-- Task description --
Reproduce all lines of the listing below in which the word "that" occurs.

-- Provided records --
□ □ □

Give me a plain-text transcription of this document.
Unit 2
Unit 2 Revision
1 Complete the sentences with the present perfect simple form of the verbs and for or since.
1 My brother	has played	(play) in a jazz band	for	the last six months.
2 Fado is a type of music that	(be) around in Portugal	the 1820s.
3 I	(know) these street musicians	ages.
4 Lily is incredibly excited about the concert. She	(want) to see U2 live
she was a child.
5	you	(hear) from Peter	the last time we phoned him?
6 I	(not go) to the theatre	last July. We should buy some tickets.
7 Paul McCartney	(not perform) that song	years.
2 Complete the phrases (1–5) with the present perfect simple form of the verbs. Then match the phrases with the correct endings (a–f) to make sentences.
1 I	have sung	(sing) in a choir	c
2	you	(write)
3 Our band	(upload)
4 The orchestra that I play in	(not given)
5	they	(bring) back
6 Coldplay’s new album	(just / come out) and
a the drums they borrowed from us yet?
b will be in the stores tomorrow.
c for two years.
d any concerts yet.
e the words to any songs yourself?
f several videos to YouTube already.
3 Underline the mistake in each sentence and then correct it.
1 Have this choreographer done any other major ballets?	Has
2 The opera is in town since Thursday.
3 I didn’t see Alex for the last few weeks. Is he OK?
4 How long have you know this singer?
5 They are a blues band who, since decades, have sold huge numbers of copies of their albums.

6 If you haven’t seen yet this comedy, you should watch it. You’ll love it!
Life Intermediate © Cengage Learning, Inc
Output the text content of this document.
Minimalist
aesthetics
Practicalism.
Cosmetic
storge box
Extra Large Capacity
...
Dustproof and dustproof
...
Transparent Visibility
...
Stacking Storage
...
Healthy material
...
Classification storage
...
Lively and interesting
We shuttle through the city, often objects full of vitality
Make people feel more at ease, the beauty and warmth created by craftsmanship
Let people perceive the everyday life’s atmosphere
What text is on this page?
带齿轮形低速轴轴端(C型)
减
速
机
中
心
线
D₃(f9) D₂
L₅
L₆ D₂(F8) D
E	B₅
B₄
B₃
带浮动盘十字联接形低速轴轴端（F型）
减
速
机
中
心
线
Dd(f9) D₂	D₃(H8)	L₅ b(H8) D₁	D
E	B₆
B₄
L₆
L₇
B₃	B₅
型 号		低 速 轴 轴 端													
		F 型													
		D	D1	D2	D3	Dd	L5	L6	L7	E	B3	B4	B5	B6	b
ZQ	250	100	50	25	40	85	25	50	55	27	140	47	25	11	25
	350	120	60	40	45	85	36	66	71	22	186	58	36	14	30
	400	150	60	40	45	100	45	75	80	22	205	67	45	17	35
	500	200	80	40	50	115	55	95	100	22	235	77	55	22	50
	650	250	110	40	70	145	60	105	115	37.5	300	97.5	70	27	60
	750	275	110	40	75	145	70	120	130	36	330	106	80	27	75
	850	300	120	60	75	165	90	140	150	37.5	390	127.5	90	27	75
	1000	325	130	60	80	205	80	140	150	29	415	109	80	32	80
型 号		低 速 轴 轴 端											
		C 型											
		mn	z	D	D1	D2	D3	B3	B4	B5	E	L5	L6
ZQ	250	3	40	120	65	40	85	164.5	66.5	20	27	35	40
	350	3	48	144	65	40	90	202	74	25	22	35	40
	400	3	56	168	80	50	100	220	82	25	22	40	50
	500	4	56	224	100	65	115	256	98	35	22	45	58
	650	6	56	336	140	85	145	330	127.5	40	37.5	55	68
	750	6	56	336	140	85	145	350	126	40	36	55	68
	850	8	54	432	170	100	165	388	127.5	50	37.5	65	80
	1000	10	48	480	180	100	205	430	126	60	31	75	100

□ □ □

-- Response below --
2 Fado is a type of music that	(be) around in Portugal	the 1820s.
7 Paul McCartney	(not perform) that song	years.
4 The orchestra that I play in	(not given)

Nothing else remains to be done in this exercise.